> [What the task asks] Copy each line holding the string "Επιτήρησης".

> [Data provided]

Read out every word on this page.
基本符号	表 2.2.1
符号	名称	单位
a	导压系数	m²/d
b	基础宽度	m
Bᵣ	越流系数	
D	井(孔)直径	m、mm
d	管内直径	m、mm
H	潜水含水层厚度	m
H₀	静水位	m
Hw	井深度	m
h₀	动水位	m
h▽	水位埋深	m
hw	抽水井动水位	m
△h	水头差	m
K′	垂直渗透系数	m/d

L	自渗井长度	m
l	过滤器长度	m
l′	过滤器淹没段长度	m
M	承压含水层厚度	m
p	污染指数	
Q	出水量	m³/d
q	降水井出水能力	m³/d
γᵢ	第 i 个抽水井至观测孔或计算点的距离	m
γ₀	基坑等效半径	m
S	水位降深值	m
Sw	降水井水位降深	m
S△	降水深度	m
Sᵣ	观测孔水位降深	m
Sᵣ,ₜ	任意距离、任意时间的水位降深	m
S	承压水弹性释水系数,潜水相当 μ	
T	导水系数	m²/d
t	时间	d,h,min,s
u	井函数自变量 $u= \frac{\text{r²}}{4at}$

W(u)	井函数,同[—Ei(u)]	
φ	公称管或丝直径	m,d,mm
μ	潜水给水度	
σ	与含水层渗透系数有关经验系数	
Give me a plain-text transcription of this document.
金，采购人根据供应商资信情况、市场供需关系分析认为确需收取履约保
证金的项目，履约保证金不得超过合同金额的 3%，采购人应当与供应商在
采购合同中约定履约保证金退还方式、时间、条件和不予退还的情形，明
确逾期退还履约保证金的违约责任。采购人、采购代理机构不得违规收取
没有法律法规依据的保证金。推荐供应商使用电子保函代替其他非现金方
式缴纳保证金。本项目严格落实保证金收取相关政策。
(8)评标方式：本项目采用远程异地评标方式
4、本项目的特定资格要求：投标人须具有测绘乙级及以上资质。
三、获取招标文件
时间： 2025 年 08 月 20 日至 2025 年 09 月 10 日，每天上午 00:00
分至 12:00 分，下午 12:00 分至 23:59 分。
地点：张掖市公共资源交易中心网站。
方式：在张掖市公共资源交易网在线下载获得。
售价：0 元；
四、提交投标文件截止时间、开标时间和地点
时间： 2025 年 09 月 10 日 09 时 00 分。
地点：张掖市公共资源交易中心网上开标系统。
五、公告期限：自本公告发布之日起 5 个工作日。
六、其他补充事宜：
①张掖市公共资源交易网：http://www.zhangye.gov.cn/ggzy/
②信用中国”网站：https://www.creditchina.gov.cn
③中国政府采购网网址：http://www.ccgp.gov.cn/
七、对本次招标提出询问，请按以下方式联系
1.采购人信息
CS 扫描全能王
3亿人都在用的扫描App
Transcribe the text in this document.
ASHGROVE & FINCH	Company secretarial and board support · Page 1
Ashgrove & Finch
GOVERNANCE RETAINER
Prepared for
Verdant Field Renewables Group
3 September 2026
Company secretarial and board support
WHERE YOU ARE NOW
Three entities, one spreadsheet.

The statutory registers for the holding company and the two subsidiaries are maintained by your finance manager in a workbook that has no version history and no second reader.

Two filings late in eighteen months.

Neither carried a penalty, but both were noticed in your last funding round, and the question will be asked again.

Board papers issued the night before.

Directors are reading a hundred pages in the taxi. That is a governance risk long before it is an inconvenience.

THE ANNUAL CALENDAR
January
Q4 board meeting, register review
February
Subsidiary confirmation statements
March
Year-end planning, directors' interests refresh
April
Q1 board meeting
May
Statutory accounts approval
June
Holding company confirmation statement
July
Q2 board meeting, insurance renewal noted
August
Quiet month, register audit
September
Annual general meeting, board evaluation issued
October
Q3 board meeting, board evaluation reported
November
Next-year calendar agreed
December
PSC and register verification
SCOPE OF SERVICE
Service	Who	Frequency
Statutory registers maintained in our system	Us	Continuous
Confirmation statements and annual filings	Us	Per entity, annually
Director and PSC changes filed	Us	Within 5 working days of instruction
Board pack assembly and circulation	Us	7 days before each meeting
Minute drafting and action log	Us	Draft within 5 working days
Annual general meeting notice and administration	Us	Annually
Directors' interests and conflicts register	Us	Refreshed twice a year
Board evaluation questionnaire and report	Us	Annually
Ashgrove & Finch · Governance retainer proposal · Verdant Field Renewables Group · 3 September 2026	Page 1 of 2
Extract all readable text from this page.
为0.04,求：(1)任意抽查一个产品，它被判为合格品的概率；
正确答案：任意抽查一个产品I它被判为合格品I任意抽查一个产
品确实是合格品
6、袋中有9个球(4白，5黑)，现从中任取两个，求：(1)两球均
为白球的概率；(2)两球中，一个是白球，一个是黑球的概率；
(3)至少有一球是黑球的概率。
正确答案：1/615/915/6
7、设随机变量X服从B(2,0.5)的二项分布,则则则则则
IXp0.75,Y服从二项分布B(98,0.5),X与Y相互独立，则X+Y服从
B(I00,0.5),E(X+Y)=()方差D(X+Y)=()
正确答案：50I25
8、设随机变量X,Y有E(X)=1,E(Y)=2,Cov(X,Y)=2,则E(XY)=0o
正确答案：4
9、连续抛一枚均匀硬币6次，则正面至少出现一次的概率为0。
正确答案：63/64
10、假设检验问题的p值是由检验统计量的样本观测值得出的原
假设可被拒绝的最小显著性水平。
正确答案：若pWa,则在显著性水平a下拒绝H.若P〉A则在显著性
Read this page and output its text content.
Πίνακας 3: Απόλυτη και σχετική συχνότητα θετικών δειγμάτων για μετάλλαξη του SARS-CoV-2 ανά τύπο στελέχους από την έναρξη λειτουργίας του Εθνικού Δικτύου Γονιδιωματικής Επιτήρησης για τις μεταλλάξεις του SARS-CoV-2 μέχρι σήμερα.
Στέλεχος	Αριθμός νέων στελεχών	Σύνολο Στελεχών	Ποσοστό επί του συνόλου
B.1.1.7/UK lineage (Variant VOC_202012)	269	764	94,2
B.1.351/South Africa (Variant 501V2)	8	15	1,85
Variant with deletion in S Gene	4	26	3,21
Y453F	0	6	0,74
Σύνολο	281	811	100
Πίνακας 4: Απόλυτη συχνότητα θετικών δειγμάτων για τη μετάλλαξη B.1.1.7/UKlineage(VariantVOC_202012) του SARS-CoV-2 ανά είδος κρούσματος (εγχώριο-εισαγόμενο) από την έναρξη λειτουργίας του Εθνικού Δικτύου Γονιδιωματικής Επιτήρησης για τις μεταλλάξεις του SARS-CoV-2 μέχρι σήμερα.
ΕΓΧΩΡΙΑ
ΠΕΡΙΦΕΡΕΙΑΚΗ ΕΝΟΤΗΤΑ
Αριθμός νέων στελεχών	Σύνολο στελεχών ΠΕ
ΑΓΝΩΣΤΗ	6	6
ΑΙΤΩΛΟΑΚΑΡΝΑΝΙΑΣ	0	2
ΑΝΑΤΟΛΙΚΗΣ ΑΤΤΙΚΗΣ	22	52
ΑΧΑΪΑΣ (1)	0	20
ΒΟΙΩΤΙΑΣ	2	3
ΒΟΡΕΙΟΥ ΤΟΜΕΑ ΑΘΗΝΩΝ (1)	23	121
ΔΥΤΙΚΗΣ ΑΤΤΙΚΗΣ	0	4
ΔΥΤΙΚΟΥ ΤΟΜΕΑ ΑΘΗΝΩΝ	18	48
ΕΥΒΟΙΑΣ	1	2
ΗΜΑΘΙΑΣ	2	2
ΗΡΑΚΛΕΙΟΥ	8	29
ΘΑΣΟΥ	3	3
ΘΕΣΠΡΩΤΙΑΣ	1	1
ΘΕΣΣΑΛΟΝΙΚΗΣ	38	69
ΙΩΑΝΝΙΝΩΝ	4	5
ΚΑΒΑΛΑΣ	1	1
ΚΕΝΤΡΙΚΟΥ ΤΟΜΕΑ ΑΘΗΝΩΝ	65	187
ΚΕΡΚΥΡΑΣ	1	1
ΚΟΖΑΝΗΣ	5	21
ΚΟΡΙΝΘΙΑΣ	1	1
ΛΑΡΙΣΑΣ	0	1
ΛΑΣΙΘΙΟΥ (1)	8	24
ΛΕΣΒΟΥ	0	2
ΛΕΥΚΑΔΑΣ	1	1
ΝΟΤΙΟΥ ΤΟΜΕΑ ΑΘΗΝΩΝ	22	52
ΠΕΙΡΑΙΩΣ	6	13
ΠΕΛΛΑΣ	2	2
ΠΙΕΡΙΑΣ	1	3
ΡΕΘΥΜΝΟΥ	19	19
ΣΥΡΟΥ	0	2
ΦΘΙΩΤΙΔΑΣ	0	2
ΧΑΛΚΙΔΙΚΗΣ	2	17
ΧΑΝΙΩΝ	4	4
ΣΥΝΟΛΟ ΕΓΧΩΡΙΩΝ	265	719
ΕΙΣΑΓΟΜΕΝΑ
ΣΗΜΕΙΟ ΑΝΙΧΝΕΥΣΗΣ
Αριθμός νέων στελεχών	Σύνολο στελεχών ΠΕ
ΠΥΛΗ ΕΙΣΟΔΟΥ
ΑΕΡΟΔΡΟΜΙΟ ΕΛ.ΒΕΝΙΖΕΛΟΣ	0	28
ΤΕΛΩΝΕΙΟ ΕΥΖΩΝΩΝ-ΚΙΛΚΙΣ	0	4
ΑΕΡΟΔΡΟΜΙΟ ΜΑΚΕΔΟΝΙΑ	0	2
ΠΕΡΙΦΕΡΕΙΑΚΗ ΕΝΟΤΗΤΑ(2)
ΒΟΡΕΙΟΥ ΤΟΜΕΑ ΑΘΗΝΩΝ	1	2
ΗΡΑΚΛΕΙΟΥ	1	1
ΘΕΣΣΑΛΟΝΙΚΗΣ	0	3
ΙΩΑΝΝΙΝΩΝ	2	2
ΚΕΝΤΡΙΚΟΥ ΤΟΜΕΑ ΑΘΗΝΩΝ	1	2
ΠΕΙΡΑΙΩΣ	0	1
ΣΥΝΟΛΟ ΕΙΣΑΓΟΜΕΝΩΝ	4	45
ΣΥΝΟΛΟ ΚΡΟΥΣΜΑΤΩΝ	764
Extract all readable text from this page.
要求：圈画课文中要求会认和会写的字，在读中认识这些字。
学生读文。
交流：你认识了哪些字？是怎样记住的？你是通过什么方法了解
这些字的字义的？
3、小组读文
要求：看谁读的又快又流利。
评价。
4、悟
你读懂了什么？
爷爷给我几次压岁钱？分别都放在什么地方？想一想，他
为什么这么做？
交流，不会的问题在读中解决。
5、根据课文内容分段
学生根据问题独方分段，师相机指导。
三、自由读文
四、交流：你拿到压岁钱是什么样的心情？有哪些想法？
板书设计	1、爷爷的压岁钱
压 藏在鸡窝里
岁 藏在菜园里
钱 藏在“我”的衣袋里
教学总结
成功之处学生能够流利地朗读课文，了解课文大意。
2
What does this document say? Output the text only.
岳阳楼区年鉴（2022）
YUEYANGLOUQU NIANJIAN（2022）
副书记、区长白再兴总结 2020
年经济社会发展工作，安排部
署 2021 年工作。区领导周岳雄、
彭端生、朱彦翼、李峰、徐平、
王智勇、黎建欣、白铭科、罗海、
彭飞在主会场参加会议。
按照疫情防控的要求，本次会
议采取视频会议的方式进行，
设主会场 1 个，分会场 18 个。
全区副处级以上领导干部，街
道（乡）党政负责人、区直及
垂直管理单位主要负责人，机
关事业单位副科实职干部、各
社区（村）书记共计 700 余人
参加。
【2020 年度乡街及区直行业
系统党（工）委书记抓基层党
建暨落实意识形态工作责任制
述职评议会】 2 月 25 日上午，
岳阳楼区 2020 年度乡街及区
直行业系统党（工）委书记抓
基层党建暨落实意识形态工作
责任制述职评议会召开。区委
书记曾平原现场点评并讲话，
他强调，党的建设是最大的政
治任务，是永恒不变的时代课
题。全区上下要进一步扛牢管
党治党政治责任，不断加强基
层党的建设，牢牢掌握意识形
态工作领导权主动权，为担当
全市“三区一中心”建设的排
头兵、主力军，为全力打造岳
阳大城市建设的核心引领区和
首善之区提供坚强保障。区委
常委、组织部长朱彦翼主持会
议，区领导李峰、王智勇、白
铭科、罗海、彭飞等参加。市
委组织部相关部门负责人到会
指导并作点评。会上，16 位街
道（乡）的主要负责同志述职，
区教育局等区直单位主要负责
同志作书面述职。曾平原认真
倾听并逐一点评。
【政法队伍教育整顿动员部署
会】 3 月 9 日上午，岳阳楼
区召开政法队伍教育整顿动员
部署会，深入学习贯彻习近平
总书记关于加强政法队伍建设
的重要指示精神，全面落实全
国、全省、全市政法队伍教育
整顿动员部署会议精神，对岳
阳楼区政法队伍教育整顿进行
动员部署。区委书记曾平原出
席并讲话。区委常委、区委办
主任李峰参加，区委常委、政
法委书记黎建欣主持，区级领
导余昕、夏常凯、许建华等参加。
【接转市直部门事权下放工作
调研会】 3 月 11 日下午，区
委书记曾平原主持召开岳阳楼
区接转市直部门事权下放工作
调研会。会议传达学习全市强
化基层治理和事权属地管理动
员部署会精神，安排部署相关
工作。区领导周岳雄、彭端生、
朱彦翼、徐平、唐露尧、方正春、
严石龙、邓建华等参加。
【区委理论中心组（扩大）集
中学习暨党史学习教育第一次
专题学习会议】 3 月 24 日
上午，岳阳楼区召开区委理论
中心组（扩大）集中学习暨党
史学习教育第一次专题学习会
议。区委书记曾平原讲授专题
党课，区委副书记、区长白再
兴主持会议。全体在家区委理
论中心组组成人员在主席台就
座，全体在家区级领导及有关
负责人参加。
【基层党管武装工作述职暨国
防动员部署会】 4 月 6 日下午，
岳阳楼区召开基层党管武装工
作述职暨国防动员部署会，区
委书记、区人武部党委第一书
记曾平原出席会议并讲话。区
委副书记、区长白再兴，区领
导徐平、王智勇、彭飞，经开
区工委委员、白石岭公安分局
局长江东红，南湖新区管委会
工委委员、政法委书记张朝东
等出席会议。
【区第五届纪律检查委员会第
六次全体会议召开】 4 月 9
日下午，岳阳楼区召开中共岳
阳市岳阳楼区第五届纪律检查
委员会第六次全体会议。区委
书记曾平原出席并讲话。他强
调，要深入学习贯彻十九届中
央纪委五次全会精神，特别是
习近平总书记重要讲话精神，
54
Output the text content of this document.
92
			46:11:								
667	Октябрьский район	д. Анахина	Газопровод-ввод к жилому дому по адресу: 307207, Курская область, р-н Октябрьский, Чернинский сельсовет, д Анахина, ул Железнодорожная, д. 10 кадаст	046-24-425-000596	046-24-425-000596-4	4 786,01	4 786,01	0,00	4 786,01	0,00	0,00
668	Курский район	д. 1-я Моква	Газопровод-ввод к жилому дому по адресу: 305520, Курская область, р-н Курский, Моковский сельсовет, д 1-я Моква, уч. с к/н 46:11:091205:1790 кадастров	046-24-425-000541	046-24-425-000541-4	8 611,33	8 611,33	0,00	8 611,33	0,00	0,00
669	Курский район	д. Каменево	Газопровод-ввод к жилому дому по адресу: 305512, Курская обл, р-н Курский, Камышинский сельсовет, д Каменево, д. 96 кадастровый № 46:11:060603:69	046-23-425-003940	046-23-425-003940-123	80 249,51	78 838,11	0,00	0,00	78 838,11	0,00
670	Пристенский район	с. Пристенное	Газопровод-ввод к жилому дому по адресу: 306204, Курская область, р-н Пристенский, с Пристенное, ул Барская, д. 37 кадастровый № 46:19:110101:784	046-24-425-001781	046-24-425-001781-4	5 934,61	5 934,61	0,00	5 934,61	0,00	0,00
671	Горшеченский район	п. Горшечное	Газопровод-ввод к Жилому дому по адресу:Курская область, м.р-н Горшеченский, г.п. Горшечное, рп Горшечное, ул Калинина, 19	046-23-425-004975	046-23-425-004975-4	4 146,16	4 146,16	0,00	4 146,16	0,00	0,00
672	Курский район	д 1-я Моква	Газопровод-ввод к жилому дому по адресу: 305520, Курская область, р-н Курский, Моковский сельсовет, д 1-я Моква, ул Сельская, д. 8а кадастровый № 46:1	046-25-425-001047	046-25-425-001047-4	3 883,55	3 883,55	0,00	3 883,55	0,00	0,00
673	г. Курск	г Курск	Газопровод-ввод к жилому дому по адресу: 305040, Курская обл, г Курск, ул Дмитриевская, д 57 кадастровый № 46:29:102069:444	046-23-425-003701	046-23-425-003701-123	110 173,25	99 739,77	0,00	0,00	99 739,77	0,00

> [Finished answer]
Πίνακας 3: Απόλυτη και σχετική συχνότητα θετικών δειγμάτων για μετάλλαξη του SARS-CoV-2 ανά τύπο στελέχους από την έναρξη λειτουργίας του Εθνικού Δικτύου Γονιδιωματικής Επιτήρησης για τις μεταλλάξεις του SARS-CoV-2 μέχρι σήμερα.
Πίνακας 4: Απόλυτη συχνότητα θετικών δειγμάτων για τη μετάλλαξη B.1.1.7/UKlineage(VariantVOC_202012) του SARS-CoV-2 ανά είδος κρούσματος (εγχώριο-εισαγόμενο) από την έναρξη λειτουργίας του Εθνικού Δικτύου Γονιδιωματικής Επιτήρησης για τις μεταλλάξεις του SARS-CoV-2 μέχρι σήμερα.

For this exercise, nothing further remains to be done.